## The exercise
Transcribe the entries below exactly; leave every image out.

## Information shown

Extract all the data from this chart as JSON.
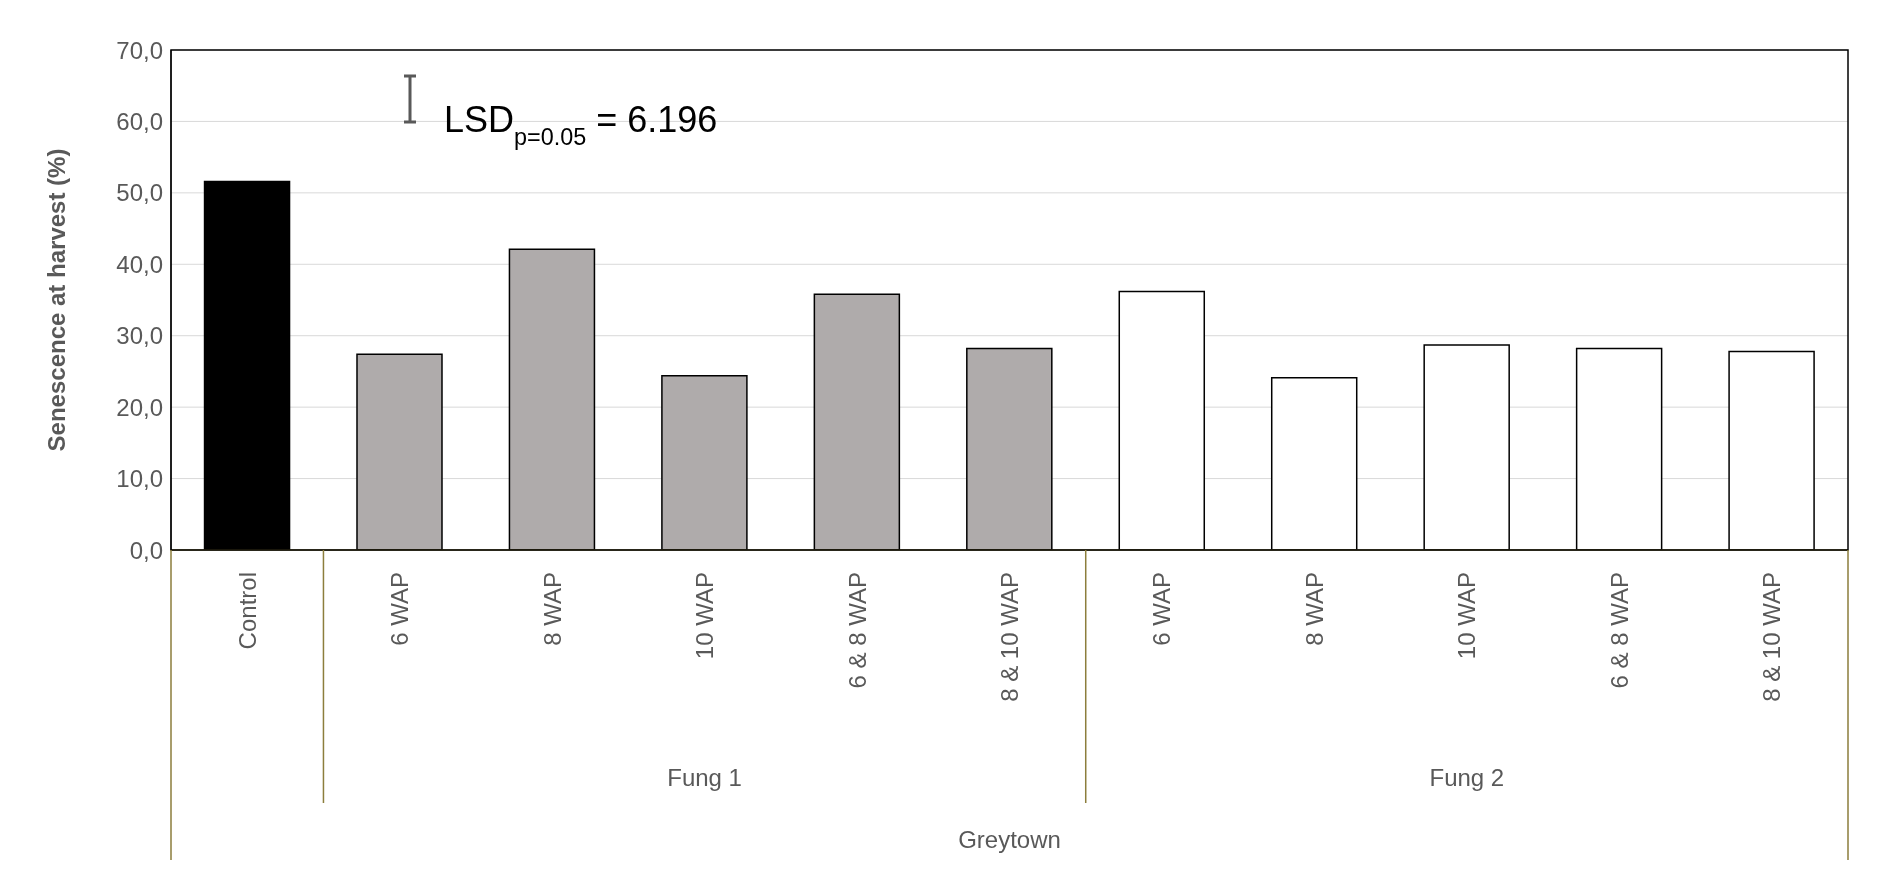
{
  "chart_data": {
    "type": "bar",
    "ylabel": "Senescence at harvest (%)",
    "categories": [
      "Control",
      "6 WAP",
      "8 WAP",
      "10 WAP",
      "6 & 8 WAP",
      "8 & 10 WAP",
      "6 WAP",
      "8 WAP",
      "10 WAP",
      "6 & 8 WAP",
      "8 & 10 WAP"
    ],
    "values": [
      51.6,
      27.4,
      42.1,
      24.4,
      35.8,
      28.2,
      36.2,
      24.1,
      28.7,
      28.2,
      27.8
    ],
    "colors": [
      "#000000",
      "#afabab",
      "#afabab",
      "#afabab",
      "#afabab",
      "#afabab",
      "#ffffff",
      "#ffffff",
      "#ffffff",
      "#ffffff",
      "#ffffff"
    ],
    "ylim": [
      0,
      70
    ],
    "yticks": [
      {
        "value": 0,
        "label": "0,0"
      },
      {
        "value": 10,
        "label": "10,0"
      },
      {
        "value": 20,
        "label": "20,0"
      },
      {
        "value": 30,
        "label": "30,0"
      },
      {
        "value": 40,
        "label": "40,0"
      },
      {
        "value": 50,
        "label": "50,0"
      },
      {
        "value": 60,
        "label": "60,0"
      },
      {
        "value": 70,
        "label": "70,0"
      }
    ],
    "grid": "y",
    "annotations": [
      "Fung 1",
      "Fung 2",
      "Greytown",
      "LSD$_{p=0.05}$ = 6.196"
    ]
  }
}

## Solution
Extract all the data from this chart as JSON.
{
  "chart_data": {
    "type": "bar",
    "ylabel": "Senescence at harvest (%)",
    "categories": [
      "Control",
      "6 WAP",
      "8 WAP",
      "10 WAP",
      "6 & 8 WAP",
      "8 & 10 WAP",
      "6 WAP",
      "8 WAP",
      "10 WAP",
      "6 & 8 WAP",
      "8 & 10 WAP"
    ],
    "values": [
      51.6,
      27.4,
      42.1,
      24.4,
      35.8,
      28.2,
      36.2,
      24.1,
      28.7,
      28.2,
      27.8
    ],
    "colors": [
      "#000000",
      "#afabab",
      "#afabab",
      "#afabab",
      "#afabab",
      "#afabab",
      "#ffffff",
      "#ffffff",
      "#ffffff",
      "#ffffff",
      "#ffffff"
    ],
    "ylim": [
      0,
      70
    ],
    "yticks": [
      {
        "value": 0,
        "label": "0,0"
      },
      {
        "value": 10,
        "label": "10,0"
      },
      {
        "value": 20,
        "label": "20,0"
      },
      {
        "value": 30,
        "label": "30,0"
      },
      {
        "value": 40,
        "label": "40,0"
      },
      {
        "value": 50,
        "label": "50,0"
      },
      {
        "value": 60,
        "label": "60,0"
      },
      {
        "value": 70,
        "label": "70,0"
      }
    ],
    "grid": "y",
    "annotations": [
      "Fung 1",
      "Fung 2",
      "Greytown",
      "LSD$_{p=0.05}$ = 6.196"
    ]
  }
}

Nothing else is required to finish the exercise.